Ces mesures devront être complétées par le renforcement des centres de formation technique et professionnelle par leur diversification et la prolongation, dans des cas, de la durée des formations (BEPC ou niveau Bac, Bac + 2 et Bac + 3) ; c’est faire correspondre les profils de ces centres aux types des lycées spécialisés proposés, de redresser le ratio cadres supérieurs-cadres moyens et d’assurer au pays une autonomie dans plusieurs domaines d’emplois jusqu’ici occupés par des étrangers.
A propos, l’idée d’interdire l’exercice privé de l’enseignement fondamental, évoquée lors du dernier Dialogue National Inclusif, devrait être renforcée par la limitation du champ de l’enseignement supérieur privé aux seuls domaines où l’Etat n’a pas investi ou existe une insuffisance réelle.
L’adoption de ces réformes, nécessitera une période de transition pendant laquelle on maintiendra l’enseignement général tout en le réduisant progressivement au profit des lycées spécialisés et en spécialisant aussi davantage les lycées d’excellence actuels.

===============

Consigne 1 — D'après l'extrait sur la réforme de l'enseignement, à quoi doit servir le renforcement des centres de formation technique et professionnelle ? Répondez en une à trois phrases.
Consigne 2 — Recopiez le passage de l'extrait sur la réforme de l'enseignement qui va de « A propos, l’idée » jusqu'à « une insuffisance réelle. ».
Consigne 3 — Poursuivez le texte sur la réforme de l'enseignement à la suite de sa dernière phrase.

Données fournies —
===============

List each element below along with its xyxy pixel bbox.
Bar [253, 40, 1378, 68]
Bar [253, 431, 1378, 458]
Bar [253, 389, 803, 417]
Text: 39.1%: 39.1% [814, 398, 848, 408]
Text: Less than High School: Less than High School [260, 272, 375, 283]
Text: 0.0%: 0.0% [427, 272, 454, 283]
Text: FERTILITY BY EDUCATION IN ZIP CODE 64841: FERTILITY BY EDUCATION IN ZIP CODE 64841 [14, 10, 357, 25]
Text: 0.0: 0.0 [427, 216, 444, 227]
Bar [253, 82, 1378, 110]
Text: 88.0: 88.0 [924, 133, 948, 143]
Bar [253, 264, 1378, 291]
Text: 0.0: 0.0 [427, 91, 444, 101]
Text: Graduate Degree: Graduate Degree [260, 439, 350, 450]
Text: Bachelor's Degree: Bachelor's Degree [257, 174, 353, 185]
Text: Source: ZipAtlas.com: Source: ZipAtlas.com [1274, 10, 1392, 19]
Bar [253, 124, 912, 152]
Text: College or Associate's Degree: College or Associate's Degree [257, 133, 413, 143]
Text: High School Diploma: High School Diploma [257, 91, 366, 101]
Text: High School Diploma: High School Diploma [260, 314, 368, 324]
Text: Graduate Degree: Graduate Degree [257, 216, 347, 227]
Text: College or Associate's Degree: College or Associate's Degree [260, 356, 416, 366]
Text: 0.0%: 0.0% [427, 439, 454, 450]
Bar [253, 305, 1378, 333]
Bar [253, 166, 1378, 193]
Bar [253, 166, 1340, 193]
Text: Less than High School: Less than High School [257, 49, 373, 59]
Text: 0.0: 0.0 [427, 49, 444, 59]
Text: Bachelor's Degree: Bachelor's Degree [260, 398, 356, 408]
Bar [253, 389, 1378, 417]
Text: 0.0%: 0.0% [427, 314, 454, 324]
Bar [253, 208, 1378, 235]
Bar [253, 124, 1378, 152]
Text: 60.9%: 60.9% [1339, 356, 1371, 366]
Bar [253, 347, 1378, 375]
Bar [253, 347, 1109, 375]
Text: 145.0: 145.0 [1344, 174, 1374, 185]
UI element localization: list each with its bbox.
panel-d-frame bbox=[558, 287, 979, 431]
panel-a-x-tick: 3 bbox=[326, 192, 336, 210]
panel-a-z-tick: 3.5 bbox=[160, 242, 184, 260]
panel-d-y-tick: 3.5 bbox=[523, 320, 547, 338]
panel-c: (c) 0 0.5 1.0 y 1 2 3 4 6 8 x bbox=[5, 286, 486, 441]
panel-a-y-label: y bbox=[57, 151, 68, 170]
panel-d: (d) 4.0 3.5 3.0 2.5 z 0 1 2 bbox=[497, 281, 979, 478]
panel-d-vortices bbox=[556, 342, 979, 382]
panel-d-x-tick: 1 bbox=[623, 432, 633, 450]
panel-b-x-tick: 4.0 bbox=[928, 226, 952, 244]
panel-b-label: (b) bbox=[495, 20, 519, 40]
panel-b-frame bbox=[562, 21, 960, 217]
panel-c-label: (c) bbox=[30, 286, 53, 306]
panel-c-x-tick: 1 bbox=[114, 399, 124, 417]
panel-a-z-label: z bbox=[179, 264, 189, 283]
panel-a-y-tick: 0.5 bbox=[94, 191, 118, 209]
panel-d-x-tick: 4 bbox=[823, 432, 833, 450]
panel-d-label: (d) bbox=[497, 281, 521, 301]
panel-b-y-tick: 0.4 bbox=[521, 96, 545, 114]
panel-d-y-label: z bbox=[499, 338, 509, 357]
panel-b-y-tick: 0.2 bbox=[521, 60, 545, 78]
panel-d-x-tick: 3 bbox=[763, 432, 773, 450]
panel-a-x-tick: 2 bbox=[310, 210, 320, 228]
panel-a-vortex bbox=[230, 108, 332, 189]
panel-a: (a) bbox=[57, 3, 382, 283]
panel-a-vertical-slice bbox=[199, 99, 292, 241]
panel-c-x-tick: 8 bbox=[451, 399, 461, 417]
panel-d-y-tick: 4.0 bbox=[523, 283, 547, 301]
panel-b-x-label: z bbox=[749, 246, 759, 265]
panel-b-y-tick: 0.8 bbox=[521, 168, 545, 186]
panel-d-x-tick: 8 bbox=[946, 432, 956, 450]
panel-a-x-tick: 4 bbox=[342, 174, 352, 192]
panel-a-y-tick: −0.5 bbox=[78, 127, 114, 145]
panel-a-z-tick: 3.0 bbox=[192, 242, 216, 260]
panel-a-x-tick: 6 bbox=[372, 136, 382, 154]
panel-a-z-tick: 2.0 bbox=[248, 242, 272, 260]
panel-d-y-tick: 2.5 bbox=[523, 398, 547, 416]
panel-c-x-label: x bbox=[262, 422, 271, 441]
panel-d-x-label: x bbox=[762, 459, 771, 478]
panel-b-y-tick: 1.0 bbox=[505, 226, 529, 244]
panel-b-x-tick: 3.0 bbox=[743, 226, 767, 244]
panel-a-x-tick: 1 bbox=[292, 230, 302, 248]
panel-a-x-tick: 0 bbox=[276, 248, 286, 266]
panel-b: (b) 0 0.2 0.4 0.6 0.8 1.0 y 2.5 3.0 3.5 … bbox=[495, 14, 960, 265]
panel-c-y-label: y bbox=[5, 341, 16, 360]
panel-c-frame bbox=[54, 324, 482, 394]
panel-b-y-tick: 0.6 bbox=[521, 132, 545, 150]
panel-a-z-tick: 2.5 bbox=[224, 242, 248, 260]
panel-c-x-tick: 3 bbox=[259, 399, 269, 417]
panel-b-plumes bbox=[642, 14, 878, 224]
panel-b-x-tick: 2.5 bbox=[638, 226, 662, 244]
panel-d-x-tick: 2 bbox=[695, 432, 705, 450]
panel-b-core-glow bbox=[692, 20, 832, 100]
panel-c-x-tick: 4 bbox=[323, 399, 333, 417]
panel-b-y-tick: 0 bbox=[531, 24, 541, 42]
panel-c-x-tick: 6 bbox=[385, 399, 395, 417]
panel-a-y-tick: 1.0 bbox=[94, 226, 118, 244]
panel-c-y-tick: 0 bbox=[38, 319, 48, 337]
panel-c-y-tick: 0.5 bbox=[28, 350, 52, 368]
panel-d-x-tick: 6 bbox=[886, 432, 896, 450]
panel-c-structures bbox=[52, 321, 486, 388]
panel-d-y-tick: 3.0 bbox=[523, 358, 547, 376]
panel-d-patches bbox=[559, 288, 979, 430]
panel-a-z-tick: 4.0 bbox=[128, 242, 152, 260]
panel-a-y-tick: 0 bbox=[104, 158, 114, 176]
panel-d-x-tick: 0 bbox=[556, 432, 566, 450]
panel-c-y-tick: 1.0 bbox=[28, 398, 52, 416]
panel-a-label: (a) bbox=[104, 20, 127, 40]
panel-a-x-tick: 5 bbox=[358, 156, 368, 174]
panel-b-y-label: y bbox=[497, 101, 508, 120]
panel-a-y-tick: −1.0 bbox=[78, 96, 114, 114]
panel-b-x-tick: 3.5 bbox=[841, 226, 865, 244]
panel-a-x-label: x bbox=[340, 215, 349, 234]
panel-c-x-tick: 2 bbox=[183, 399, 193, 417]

===============

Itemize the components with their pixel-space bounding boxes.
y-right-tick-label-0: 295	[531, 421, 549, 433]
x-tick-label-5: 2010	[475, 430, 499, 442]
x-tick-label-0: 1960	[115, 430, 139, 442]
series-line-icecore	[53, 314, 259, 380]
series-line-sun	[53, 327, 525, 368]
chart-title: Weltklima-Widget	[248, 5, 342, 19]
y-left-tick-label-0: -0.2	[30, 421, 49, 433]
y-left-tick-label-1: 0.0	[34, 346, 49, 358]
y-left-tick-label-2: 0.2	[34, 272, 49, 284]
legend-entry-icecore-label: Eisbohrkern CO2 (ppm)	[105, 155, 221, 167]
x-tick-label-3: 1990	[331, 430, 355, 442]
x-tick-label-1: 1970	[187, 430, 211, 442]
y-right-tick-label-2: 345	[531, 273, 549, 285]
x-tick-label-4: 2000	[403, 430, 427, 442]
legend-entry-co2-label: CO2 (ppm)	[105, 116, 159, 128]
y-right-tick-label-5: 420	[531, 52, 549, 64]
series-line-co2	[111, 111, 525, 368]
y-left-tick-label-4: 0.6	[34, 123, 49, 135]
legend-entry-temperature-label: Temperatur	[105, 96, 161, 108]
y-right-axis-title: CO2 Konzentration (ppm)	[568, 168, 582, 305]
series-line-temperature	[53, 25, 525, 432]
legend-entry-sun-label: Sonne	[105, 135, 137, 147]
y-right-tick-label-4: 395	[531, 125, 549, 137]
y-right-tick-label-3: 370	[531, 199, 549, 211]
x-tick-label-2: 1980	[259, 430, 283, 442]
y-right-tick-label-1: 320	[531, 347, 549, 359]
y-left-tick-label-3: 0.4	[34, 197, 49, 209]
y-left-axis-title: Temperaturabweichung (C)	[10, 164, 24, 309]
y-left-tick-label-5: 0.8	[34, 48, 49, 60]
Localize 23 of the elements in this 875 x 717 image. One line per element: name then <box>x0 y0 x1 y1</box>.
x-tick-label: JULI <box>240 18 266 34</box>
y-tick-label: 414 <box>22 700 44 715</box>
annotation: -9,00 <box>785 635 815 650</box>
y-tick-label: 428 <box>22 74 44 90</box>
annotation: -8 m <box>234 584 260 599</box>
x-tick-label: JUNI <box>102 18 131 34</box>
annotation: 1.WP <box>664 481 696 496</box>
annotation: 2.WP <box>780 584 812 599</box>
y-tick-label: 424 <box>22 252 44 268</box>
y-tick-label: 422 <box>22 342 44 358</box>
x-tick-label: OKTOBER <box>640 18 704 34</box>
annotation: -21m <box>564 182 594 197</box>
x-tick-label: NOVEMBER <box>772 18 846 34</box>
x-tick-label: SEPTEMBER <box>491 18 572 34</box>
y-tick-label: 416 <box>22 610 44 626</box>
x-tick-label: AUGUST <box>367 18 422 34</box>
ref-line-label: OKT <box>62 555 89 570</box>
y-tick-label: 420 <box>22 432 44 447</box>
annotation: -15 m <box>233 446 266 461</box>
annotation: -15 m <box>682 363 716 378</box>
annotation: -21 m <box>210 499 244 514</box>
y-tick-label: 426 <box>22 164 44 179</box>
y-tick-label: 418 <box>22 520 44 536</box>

===============

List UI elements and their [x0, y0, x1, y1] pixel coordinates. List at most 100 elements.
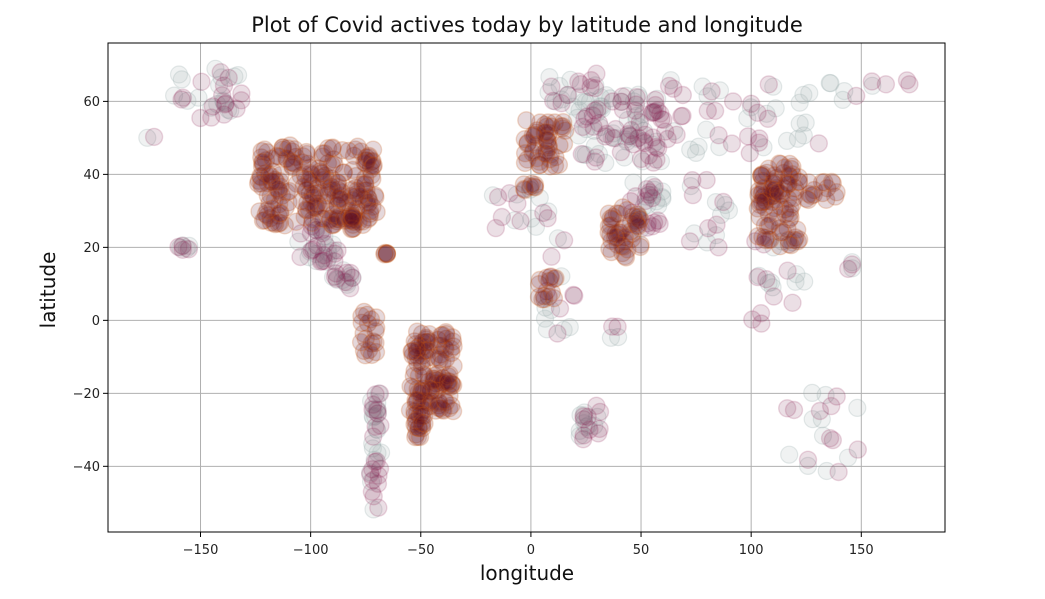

===============

Réponse rédigée 1 — Ce renforcement doit faire correspondre les profils de ces centres aux types de lycées spécialisés proposés et redresser le ratio entre cadres supérieurs et cadres moyens. Il doit aussi assurer au pays une autonomie dans plusieurs domaines d'emplois jusqu'ici occupés par des étrangers.

Réponse rédigée 2 —
A propos, l’idée d’interdire l’exercice privé de l’enseignement fondamental, évoquée lors du dernier Dialogue National Inclusif, devrait être renforcée par la limitation du champ de l’enseignement supérieur privé aux seuls domaines où l’Etat n’a pas investi ou existe une insuffisance réelle.

Réponse rédigée 3 —
Cette transition permettra aussi de disposer d’un côté, de ressources humaines suffisantes par la reconversion et le recrutement et de l’autre, des infrastructures nécessaires : construction d’écoles, laboratoires équipés dans des locaux adaptés conceptuellement, etc.
D’autre part, l’application de cette vision à la base devra aider à une plus grande visibilité au niveau des établissements de formation moyenne et d’enseignement supérieur et du caractère complémentaire de la mission de ces établissements avec celles des autres composantes du dispositif éducatif national.
Quelle que soit la décision qui sera retenue à ce sujet, les exemples de la Corée du Sud, de la Malaisie, de Singapour et d’autres pays, resteront une source d’inspiration privilégiée pour les auteurs nationaux des réformes pédagogues.